Find the string "reduction" in the data, then copy every line where it is found.

Records from a collection of figures
....................

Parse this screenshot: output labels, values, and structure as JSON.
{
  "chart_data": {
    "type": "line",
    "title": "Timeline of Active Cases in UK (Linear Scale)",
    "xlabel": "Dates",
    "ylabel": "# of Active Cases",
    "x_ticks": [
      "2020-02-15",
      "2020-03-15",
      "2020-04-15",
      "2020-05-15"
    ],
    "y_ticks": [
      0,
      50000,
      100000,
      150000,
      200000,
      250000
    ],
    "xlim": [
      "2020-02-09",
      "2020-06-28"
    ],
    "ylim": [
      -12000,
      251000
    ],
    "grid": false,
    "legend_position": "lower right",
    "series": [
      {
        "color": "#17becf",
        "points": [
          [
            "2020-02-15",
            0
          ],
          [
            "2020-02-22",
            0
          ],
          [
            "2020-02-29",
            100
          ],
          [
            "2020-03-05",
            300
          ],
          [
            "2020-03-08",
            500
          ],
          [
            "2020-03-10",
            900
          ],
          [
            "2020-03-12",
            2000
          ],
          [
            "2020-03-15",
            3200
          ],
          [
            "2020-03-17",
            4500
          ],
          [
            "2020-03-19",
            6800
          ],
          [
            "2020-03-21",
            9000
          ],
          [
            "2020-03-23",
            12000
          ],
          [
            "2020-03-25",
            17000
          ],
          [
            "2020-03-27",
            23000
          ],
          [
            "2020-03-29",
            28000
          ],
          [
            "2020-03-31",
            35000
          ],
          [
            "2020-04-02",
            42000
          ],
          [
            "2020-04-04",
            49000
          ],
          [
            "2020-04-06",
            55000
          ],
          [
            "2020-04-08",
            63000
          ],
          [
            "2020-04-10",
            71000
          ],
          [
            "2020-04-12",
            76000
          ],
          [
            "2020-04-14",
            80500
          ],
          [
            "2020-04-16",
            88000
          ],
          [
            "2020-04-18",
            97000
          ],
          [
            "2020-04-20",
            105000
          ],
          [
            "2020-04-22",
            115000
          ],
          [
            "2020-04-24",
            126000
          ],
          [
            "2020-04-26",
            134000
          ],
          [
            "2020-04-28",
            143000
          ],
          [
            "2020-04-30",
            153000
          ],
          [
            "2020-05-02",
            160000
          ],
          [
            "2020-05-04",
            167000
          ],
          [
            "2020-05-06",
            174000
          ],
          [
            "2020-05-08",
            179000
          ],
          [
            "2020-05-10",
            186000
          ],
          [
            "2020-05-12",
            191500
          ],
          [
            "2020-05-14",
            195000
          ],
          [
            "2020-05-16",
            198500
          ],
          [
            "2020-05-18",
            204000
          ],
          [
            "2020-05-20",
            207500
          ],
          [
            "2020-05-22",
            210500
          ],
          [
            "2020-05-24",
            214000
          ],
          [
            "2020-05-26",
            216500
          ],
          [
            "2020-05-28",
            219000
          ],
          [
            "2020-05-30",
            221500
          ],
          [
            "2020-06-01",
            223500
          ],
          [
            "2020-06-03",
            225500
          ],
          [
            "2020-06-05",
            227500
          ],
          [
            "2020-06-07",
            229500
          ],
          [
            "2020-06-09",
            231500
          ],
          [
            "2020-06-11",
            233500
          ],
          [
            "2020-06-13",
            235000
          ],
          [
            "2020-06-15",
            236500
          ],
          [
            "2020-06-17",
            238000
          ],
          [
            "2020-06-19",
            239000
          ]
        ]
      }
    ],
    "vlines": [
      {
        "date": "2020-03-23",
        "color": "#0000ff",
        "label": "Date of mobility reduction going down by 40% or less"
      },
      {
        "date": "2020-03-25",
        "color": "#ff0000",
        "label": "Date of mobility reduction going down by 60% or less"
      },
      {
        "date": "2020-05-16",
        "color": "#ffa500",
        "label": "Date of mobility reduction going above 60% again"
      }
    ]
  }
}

....................

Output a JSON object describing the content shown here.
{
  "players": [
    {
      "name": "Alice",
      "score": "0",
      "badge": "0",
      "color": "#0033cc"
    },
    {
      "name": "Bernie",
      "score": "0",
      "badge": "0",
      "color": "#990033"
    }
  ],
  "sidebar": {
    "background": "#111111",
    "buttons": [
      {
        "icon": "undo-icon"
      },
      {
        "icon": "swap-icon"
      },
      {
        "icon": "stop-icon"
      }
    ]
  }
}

....................

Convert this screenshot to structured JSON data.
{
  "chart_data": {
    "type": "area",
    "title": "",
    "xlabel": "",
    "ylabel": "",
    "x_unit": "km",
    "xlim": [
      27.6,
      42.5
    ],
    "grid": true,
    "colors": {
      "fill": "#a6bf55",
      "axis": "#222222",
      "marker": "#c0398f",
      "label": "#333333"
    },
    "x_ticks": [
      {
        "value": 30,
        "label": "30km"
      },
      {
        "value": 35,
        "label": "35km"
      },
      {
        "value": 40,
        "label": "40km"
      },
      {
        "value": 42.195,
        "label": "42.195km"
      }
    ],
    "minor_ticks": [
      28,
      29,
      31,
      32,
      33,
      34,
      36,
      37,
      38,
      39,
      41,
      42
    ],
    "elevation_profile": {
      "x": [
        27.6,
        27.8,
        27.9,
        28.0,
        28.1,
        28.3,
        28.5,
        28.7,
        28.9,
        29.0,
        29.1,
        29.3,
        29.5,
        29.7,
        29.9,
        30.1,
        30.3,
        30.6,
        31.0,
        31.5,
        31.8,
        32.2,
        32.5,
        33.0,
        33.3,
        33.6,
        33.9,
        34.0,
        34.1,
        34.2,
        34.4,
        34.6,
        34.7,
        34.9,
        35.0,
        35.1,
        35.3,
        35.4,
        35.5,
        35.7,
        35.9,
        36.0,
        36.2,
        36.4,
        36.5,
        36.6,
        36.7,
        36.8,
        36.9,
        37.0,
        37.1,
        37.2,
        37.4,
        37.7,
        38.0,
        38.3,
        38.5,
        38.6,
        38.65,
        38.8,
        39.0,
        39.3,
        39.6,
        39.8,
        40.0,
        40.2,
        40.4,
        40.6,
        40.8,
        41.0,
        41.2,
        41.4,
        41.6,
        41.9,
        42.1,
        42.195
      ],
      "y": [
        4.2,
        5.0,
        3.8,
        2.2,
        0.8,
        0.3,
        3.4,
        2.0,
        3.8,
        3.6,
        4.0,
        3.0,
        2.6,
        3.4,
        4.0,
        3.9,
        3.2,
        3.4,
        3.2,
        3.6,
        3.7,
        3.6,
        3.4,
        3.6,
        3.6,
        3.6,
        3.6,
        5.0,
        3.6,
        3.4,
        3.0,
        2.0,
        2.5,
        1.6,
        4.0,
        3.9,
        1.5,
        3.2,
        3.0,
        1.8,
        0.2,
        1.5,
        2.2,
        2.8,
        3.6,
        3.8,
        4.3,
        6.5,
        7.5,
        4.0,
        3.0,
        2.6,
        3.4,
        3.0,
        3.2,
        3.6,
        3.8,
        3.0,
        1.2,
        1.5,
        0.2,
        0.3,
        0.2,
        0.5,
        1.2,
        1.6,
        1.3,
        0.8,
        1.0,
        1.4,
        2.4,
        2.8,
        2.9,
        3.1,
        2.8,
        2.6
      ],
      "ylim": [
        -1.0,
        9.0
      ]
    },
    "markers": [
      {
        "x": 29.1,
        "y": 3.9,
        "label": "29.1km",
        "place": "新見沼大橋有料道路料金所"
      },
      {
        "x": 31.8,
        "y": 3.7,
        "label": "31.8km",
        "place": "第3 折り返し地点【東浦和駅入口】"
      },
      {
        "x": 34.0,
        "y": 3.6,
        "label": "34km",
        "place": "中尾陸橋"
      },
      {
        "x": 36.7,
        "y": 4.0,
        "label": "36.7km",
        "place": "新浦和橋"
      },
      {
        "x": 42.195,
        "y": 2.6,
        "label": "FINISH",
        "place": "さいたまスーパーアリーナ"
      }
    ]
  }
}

....................

* **Exercise output**
        "label": "Date of mobility reduction going down by 40% or less"
        "label": "Date of mobility reduction going down by 60% or less"
        "label": "Date of mobility reduction going above 60% again"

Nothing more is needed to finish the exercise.